## Task inputs
↓

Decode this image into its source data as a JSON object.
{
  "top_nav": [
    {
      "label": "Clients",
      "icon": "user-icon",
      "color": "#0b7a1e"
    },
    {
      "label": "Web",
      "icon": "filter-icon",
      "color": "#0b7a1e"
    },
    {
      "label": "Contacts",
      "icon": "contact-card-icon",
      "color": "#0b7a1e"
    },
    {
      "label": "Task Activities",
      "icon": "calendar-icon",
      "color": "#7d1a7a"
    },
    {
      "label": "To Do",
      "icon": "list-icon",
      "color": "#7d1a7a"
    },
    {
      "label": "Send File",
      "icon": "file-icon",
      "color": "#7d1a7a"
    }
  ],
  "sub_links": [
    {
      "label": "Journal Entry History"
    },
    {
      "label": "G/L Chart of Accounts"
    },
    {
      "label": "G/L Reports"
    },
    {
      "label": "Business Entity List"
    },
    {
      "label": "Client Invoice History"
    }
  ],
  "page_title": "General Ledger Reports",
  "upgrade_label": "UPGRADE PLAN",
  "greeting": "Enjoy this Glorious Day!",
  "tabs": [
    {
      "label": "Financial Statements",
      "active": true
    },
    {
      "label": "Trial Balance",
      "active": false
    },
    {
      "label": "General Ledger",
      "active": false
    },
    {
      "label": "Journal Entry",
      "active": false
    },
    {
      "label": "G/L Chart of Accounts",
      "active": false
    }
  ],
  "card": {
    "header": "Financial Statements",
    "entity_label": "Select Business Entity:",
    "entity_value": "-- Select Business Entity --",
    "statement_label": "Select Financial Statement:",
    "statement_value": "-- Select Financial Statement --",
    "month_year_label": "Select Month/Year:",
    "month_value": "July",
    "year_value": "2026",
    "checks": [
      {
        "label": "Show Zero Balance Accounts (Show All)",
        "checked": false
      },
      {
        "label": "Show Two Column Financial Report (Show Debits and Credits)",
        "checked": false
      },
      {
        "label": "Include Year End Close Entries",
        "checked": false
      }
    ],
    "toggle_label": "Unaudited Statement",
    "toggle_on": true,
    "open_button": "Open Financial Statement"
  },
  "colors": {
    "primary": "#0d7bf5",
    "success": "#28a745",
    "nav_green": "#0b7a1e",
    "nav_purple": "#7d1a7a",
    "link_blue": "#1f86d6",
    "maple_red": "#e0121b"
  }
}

↑

## Short task
List all lines from the entries that include the word "this".

## Result
Decode this image into its source data as a JSON object.
  "greeting": "Enjoy this Glorious Day!",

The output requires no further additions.